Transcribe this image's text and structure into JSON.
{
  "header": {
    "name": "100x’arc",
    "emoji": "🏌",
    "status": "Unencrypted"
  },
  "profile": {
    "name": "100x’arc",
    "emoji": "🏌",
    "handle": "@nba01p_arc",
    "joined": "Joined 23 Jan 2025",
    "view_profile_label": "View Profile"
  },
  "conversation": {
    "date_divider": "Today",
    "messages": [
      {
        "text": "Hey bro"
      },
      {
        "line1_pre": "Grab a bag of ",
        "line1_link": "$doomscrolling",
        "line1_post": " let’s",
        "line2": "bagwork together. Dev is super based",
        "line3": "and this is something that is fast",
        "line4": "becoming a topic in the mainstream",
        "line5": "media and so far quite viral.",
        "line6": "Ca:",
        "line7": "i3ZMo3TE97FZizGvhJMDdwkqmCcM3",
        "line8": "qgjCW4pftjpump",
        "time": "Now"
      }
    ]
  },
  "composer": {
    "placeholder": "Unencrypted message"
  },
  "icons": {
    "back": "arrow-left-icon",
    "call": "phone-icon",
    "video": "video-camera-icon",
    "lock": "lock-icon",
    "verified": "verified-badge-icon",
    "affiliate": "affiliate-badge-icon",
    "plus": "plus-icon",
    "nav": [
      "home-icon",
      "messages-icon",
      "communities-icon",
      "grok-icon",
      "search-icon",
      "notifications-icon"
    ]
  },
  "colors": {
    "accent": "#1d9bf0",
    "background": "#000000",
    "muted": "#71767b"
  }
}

= = = =

WHAT YOU HAVE TO DO - Output the whole listing exactly.

OUTPUT FOR THIS TASK -
Transcribe this image's text and structure into JSON.
{
  "header": {
    "name": "100x’arc",
    "emoji": "🏌",
    "status": "Unencrypted"
  },
  "profile": {
    "name": "100x’arc",
    "emoji": "🏌",
    "handle": "@nba01p_arc",
    "joined": "Joined 23 Jan 2025",
    "view_profile_label": "View Profile"
  },
  "conversation": {
    "date_divider": "Today",
    "messages": [
      {
        "text": "Hey bro"
      },
      {
        "line1_pre": "Grab a bag of ",
        "line1_link": "$doomscrolling",
        "line1_post": " let’s",
        "line2": "bagwork together. Dev is super based",
        "line3": "and this is something that is fast",
        "line4": "becoming a topic in the mainstream",
        "line5": "media and so far quite viral.",
        "line6": "Ca:",
        "line7": "i3ZMo3TE97FZizGvhJMDdwkqmCcM3",
        "line8": "qgjCW4pftjpump",
        "time": "Now"
      }
    ]
  },
  "composer": {
    "placeholder": "Unencrypted message"
  },
  "icons": {
    "back": "arrow-left-icon",
    "call": "phone-icon",
    "video": "video-camera-icon",
    "lock": "lock-icon",
    "verified": "verified-badge-icon",
    "affiliate": "affiliate-badge-icon",
    "plus": "plus-icon",
    "nav": [
      "home-icon",
      "messages-icon",
      "communities-icon",
      "grok-icon",
      "search-icon",
      "notifications-icon"
    ]
  },
  "colors": {
    "accent": "#1d9bf0",
    "background": "#000000",
    "muted": "#71767b"
  }
}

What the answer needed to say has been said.